___ Records ___

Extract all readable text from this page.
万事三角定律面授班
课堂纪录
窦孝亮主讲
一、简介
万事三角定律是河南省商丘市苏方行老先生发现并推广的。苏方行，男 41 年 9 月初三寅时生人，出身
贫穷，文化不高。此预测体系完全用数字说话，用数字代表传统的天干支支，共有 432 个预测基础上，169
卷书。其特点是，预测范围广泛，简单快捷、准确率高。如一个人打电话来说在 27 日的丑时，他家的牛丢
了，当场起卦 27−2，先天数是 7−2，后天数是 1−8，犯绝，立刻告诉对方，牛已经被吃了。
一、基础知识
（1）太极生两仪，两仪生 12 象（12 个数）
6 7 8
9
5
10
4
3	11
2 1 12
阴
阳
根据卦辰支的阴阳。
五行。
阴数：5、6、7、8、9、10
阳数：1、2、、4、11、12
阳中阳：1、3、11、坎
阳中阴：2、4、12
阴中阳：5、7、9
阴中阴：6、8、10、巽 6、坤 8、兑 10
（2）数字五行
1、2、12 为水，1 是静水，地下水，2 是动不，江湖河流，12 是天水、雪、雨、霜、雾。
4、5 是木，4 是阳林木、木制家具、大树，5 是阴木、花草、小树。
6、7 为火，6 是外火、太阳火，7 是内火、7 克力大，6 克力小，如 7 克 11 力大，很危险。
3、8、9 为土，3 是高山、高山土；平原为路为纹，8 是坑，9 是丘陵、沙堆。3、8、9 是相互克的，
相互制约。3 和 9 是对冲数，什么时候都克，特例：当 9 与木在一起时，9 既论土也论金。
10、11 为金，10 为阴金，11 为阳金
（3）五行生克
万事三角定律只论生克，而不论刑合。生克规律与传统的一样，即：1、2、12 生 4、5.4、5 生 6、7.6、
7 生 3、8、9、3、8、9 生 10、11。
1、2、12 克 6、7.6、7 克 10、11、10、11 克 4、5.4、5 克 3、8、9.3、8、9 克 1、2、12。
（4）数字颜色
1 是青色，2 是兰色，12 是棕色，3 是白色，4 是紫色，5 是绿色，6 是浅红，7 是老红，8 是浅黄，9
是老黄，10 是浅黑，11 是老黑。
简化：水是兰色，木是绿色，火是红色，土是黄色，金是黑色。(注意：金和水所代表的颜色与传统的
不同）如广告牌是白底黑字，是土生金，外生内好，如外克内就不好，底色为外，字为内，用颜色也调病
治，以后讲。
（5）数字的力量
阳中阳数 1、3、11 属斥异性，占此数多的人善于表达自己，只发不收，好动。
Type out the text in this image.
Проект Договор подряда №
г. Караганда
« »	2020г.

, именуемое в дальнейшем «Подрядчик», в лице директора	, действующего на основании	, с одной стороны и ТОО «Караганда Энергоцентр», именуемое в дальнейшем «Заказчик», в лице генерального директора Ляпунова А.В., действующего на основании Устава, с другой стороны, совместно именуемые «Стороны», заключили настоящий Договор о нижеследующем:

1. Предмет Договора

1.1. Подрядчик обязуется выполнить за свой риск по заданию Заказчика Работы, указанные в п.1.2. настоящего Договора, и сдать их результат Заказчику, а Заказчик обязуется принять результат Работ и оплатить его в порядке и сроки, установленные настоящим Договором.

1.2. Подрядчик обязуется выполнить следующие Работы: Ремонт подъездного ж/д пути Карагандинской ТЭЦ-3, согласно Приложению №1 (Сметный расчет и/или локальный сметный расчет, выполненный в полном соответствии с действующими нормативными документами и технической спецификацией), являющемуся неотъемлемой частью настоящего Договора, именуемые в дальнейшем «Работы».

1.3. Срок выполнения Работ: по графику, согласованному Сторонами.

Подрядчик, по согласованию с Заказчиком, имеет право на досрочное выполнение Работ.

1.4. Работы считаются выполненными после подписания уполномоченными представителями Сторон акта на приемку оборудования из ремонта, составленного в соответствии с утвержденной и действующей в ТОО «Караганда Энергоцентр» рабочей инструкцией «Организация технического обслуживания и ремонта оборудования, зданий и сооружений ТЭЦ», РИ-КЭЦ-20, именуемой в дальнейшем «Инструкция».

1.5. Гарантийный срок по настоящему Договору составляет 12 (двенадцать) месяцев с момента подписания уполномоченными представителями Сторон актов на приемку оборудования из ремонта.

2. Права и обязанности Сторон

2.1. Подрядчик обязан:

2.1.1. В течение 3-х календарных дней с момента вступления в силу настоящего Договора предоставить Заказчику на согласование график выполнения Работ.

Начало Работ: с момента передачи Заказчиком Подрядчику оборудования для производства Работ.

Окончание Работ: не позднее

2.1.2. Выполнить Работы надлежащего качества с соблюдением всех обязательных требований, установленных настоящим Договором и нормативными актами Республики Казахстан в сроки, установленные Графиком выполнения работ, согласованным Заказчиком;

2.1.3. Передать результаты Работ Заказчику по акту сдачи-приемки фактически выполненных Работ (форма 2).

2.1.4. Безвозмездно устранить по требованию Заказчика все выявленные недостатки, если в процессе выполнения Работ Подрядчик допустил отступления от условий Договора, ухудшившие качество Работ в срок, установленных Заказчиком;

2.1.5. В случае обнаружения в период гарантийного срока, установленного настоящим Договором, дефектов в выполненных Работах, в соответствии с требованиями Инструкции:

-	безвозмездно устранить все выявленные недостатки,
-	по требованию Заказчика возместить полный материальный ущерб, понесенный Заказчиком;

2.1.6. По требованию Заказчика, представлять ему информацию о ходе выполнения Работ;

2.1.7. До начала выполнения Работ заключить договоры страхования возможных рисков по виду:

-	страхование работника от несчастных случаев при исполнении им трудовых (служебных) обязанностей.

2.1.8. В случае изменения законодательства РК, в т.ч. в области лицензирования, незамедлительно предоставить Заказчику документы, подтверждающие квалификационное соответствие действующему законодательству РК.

___

_Given exercise_. Repeat every record, exactly as written.

_Solved exercise_.
Extract all readable text from this page.
万事三角定律面授班
课堂纪录
窦孝亮主讲
一、简介
万事三角定律是河南省商丘市苏方行老先生发现并推广的。苏方行，男 41 年 9 月初三寅时生人，出身
贫穷，文化不高。此预测体系完全用数字说话，用数字代表传统的天干支支，共有 432 个预测基础上，169
卷书。其特点是，预测范围广泛，简单快捷、准确率高。如一个人打电话来说在 27 日的丑时，他家的牛丢
了，当场起卦 27−2，先天数是 7−2，后天数是 1−8，犯绝，立刻告诉对方，牛已经被吃了。
一、基础知识
（1）太极生两仪，两仪生 12 象（12 个数）
6 7 8
9
5
10
4
3	11
2 1 12
阴
阳
根据卦辰支的阴阳。
五行。
阴数：5、6、7、8、9、10
阳数：1、2、、4、11、12
阳中阳：1、3、11、坎
阳中阴：2、4、12
阴中阳：5、7、9
阴中阴：6、8、10、巽 6、坤 8、兑 10
（2）数字五行
1、2、12 为水，1 是静水，地下水，2 是动不，江湖河流，12 是天水、雪、雨、霜、雾。
4、5 是木，4 是阳林木、木制家具、大树，5 是阴木、花草、小树。
6、7 为火，6 是外火、太阳火，7 是内火、7 克力大，6 克力小，如 7 克 11 力大，很危险。
3、8、9 为土，3 是高山、高山土；平原为路为纹，8 是坑，9 是丘陵、沙堆。3、8、9 是相互克的，
相互制约。3 和 9 是对冲数，什么时候都克，特例：当 9 与木在一起时，9 既论土也论金。
10、11 为金，10 为阴金，11 为阳金
（3）五行生克
万事三角定律只论生克，而不论刑合。生克规律与传统的一样，即：1、2、12 生 4、5.4、5 生 6、7.6、
7 生 3、8、9、3、8、9 生 10、11。
1、2、12 克 6、7.6、7 克 10、11、10、11 克 4、5.4、5 克 3、8、9.3、8、9 克 1、2、12。
（4）数字颜色
1 是青色，2 是兰色，12 是棕色，3 是白色，4 是紫色，5 是绿色，6 是浅红，7 是老红，8 是浅黄，9
是老黄，10 是浅黑，11 是老黑。
简化：水是兰色，木是绿色，火是红色，土是黄色，金是黑色。(注意：金和水所代表的颜色与传统的
不同）如广告牌是白底黑字，是土生金，外生内好，如外克内就不好，底色为外，字为内，用颜色也调病
治，以后讲。
（5）数字的力量
阳中阳数 1、3、11 属斥异性，占此数多的人善于表达自己，只发不收，好动。
Type out the text in this image.
Проект Договор подряда №
г. Караганда
« »	2020г.

, именуемое в дальнейшем «Подрядчик», в лице директора	, действующего на основании	, с одной стороны и ТОО «Караганда Энергоцентр», именуемое в дальнейшем «Заказчик», в лице генерального директора Ляпунова А.В., действующего на основании Устава, с другой стороны, совместно именуемые «Стороны», заключили настоящий Договор о нижеследующем:

1. Предмет Договора

1.1. Подрядчик обязуется выполнить за свой риск по заданию Заказчика Работы, указанные в п.1.2. настоящего Договора, и сдать их результат Заказчику, а Заказчик обязуется принять результат Работ и оплатить его в порядке и сроки, установленные настоящим Договором.

1.2. Подрядчик обязуется выполнить следующие Работы: Ремонт подъездного ж/д пути Карагандинской ТЭЦ-3, согласно Приложению №1 (Сметный расчет и/или локальный сметный расчет, выполненный в полном соответствии с действующими нормативными документами и технической спецификацией), являющемуся неотъемлемой частью настоящего Договора, именуемые в дальнейшем «Работы».

1.3. Срок выполнения Работ: по графику, согласованному Сторонами.

Подрядчик, по согласованию с Заказчиком, имеет право на досрочное выполнение Работ.

1.4. Работы считаются выполненными после подписания уполномоченными представителями Сторон акта на приемку оборудования из ремонта, составленного в соответствии с утвержденной и действующей в ТОО «Караганда Энергоцентр» рабочей инструкцией «Организация технического обслуживания и ремонта оборудования, зданий и сооружений ТЭЦ», РИ-КЭЦ-20, именуемой в дальнейшем «Инструкция».

1.5. Гарантийный срок по настоящему Договору составляет 12 (двенадцать) месяцев с момента подписания уполномоченными представителями Сторон актов на приемку оборудования из ремонта.

2. Права и обязанности Сторон

2.1. Подрядчик обязан:

2.1.1. В течение 3-х календарных дней с момента вступления в силу настоящего Договора предоставить Заказчику на согласование график выполнения Работ.

Начало Работ: с момента передачи Заказчиком Подрядчику оборудования для производства Работ.

Окончание Работ: не позднее

2.1.2. Выполнить Работы надлежащего качества с соблюдением всех обязательных требований, установленных настоящим Договором и нормативными актами Республики Казахстан в сроки, установленные Графиком выполнения работ, согласованным Заказчиком;

2.1.3. Передать результаты Работ Заказчику по акту сдачи-приемки фактически выполненных Работ (форма 2).

2.1.4. Безвозмездно устранить по требованию Заказчика все выявленные недостатки, если в процессе выполнения Работ Подрядчик допустил отступления от условий Договора, ухудшившие качество Работ в срок, установленных Заказчиком;

2.1.5. В случае обнаружения в период гарантийного срока, установленного настоящим Договором, дефектов в выполненных Работах, в соответствии с требованиями Инструкции:

-	безвозмездно устранить все выявленные недостатки,
-	по требованию Заказчика возместить полный материальный ущерб, понесенный Заказчиком;

2.1.6. По требованию Заказчика, представлять ему информацию о ходе выполнения Работ;

2.1.7. До начала выполнения Работ заключить договоры страхования возможных рисков по виду:

-	страхование работника от несчастных случаев при исполнении им трудовых (служебных) обязанностей.

2.1.8. В случае изменения законодательства РК, в т.ч. в области лицензирования, незамедлительно предоставить Заказчику документы, подтверждающие квалификационное соответствие действующему законодательству РК.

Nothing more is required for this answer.